Begin INFORMATION SUPPLIED

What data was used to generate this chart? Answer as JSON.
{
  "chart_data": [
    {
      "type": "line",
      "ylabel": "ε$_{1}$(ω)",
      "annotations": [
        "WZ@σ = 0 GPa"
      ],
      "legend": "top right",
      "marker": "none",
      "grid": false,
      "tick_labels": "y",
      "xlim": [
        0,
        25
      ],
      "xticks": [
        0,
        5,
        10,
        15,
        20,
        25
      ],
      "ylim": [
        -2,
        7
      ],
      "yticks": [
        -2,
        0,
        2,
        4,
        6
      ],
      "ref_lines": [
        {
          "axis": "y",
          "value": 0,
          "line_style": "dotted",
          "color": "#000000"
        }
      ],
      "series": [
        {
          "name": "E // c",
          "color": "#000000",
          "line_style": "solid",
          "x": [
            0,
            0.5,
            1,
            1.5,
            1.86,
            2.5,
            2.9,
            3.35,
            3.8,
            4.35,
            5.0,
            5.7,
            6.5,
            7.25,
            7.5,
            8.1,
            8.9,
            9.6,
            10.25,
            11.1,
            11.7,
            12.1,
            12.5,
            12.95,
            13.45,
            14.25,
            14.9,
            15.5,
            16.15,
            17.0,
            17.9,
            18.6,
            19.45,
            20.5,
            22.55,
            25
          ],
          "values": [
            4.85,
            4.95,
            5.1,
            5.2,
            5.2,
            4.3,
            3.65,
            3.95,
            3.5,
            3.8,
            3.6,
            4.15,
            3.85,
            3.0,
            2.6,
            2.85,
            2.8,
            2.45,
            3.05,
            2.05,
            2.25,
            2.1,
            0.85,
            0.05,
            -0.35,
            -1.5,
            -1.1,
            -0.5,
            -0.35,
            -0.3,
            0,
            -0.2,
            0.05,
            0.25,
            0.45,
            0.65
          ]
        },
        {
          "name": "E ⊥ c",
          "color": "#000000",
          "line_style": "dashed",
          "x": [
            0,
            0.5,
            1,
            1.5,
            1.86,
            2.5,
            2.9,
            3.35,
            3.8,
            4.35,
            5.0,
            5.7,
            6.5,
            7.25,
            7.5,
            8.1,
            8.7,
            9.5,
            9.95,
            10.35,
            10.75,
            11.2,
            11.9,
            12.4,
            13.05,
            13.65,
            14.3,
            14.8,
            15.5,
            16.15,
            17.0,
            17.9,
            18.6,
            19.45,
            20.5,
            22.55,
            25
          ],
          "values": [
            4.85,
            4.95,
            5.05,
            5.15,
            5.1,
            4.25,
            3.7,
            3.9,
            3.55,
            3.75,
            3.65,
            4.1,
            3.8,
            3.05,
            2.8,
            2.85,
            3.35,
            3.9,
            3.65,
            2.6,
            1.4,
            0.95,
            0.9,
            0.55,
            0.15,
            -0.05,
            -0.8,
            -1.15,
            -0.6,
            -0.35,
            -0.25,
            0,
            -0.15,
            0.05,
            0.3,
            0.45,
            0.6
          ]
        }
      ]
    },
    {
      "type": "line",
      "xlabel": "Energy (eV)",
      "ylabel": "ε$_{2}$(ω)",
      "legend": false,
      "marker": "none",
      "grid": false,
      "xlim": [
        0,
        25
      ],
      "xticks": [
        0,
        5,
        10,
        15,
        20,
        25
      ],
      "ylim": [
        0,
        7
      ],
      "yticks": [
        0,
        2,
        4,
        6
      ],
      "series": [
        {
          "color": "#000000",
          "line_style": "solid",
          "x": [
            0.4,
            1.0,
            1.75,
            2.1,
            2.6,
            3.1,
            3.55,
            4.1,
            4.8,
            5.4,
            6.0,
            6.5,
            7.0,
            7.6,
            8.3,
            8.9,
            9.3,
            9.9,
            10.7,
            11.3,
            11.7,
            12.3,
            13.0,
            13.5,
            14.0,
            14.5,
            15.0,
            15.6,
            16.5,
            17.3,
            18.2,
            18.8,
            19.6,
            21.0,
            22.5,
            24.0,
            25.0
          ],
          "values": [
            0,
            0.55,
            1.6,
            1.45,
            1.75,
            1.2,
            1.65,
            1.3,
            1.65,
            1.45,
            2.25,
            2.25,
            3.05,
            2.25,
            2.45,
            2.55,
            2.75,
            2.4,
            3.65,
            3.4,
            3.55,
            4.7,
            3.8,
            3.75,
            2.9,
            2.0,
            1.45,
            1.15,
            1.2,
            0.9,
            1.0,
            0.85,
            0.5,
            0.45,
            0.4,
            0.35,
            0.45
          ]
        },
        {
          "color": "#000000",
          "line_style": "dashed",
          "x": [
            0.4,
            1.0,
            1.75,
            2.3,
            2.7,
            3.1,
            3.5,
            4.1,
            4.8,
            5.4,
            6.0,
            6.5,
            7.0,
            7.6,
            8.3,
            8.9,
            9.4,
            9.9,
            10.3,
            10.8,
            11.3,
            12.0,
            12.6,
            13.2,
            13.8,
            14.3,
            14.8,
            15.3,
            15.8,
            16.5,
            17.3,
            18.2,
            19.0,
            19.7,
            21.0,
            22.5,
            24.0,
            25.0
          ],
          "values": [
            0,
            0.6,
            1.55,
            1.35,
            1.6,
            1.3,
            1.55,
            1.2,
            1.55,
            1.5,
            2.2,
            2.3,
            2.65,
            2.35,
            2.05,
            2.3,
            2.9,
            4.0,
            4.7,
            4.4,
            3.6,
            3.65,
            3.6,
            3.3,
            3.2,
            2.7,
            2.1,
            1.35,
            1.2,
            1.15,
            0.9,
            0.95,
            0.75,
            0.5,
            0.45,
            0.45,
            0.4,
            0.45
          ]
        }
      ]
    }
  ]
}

End INFORMATION SUPPLIED

**TASK OBJECTIVE**
Reproduce the entire listing word for word.

**REPLY TO THE TASK**
What data was used to generate this chart? Answer as JSON.
{
  "chart_data": [
    {
      "type": "line",
      "ylabel": "ε$_{1}$(ω)",
      "annotations": [
        "WZ@σ = 0 GPa"
      ],
      "legend": "top right",
      "marker": "none",
      "grid": false,
      "tick_labels": "y",
      "xlim": [
        0,
        25
      ],
      "xticks": [
        0,
        5,
        10,
        15,
        20,
        25
      ],
      "ylim": [
        -2,
        7
      ],
      "yticks": [
        -2,
        0,
        2,
        4,
        6
      ],
      "ref_lines": [
        {
          "axis": "y",
          "value": 0,
          "line_style": "dotted",
          "color": "#000000"
        }
      ],
      "series": [
        {
          "name": "E // c",
          "color": "#000000",
          "line_style": "solid",
          "x": [
            0,
            0.5,
            1,
            1.5,
            1.86,
            2.5,
            2.9,
            3.35,
            3.8,
            4.35,
            5.0,
            5.7,
            6.5,
            7.25,
            7.5,
            8.1,
            8.9,
            9.6,
            10.25,
            11.1,
            11.7,
            12.1,
            12.5,
            12.95,
            13.45,
            14.25,
            14.9,
            15.5,
            16.15,
            17.0,
            17.9,
            18.6,
            19.45,
            20.5,
            22.55,
            25
          ],
          "values": [
            4.85,
            4.95,
            5.1,
            5.2,
            5.2,
            4.3,
            3.65,
            3.95,
            3.5,
            3.8,
            3.6,
            4.15,
            3.85,
            3.0,
            2.6,
            2.85,
            2.8,
            2.45,
            3.05,
            2.05,
            2.25,
            2.1,
            0.85,
            0.05,
            -0.35,
            -1.5,
            -1.1,
            -0.5,
            -0.35,
            -0.3,
            0,
            -0.2,
            0.05,
            0.25,
            0.45,
            0.65
          ]
        },
        {
          "name": "E ⊥ c",
          "color": "#000000",
          "line_style": "dashed",
          "x": [
            0,
            0.5,
            1,
            1.5,
            1.86,
            2.5,
            2.9,
            3.35,
            3.8,
            4.35,
            5.0,
            5.7,
            6.5,
            7.25,
            7.5,
            8.1,
            8.7,
            9.5,
            9.95,
            10.35,
            10.75,
            11.2,
            11.9,
            12.4,
            13.05,
            13.65,
            14.3,
            14.8,
            15.5,
            16.15,
            17.0,
            17.9,
            18.6,
            19.45,
            20.5,
            22.55,
            25
          ],
          "values": [
            4.85,
            4.95,
            5.05,
            5.15,
            5.1,
            4.25,
            3.7,
            3.9,
            3.55,
            3.75,
            3.65,
            4.1,
            3.8,
            3.05,
            2.8,
            2.85,
            3.35,
            3.9,
            3.65,
            2.6,
            1.4,
            0.95,
            0.9,
            0.55,
            0.15,
            -0.05,
            -0.8,
            -1.15,
            -0.6,
            -0.35,
            -0.25,
            0,
            -0.15,
            0.05,
            0.3,
            0.45,
            0.6
          ]
        }
      ]
    },
    {
      "type": "line",
      "xlabel": "Energy (eV)",
      "ylabel": "ε$_{2}$(ω)",
      "legend": false,
      "marker": "none",
      "grid": false,
      "xlim": [
        0,
        25
      ],
      "xticks": [
        0,
        5,
        10,
        15,
        20,
        25
      ],
      "ylim": [
        0,
        7
      ],
      "yticks": [
        0,
        2,
        4,
        6
      ],
      "series": [
        {
          "color": "#000000",
          "line_style": "solid",
          "x": [
            0.4,
            1.0,
            1.75,
            2.1,
            2.6,
            3.1,
            3.55,
            4.1,
            4.8,
            5.4,
            6.0,
            6.5,
            7.0,
            7.6,
            8.3,
            8.9,
            9.3,
            9.9,
            10.7,
            11.3,
            11.7,
            12.3,
            13.0,
            13.5,
            14.0,
            14.5,
            15.0,
            15.6,
            16.5,
            17.3,
            18.2,
            18.8,
            19.6,
            21.0,
            22.5,
            24.0,
            25.0
          ],
          "values": [
            0,
            0.55,
            1.6,
            1.45,
            1.75,
            1.2,
            1.65,
            1.3,
            1.65,
            1.45,
            2.25,
            2.25,
            3.05,
            2.25,
            2.45,
            2.55,
            2.75,
            2.4,
            3.65,
            3.4,
            3.55,
            4.7,
            3.8,
            3.75,
            2.9,
            2.0,
            1.45,
            1.15,
            1.2,
            0.9,
            1.0,
            0.85,
            0.5,
            0.45,
            0.4,
            0.35,
            0.45
          ]
        },
        {
          "color": "#000000",
          "line_style": "dashed",
          "x": [
            0.4,
            1.0,
            1.75,
            2.3,
            2.7,
            3.1,
            3.5,
            4.1,
            4.8,
            5.4,
            6.0,
            6.5,
            7.0,
            7.6,
            8.3,
            8.9,
            9.4,
            9.9,
            10.3,
            10.8,
            11.3,
            12.0,
            12.6,
            13.2,
            13.8,
            14.3,
            14.8,
            15.3,
            15.8,
            16.5,
            17.3,
            18.2,
            19.0,
            19.7,
            21.0,
            22.5,
            24.0,
            25.0
          ],
          "values": [
            0,
            0.6,
            1.55,
            1.35,
            1.6,
            1.3,
            1.55,
            1.2,
            1.55,
            1.5,
            2.2,
            2.3,
            2.65,
            2.35,
            2.05,
            2.3,
            2.9,
            4.0,
            4.7,
            4.4,
            3.6,
            3.65,
            3.6,
            3.3,
            3.2,
            2.7,
            2.1,
            1.35,
            1.2,
            1.15,
            0.9,
            0.95,
            0.75,
            0.5,
            0.45,
            0.45,
            0.4,
            0.45
          ]
        }
      ]
    }
  ]
}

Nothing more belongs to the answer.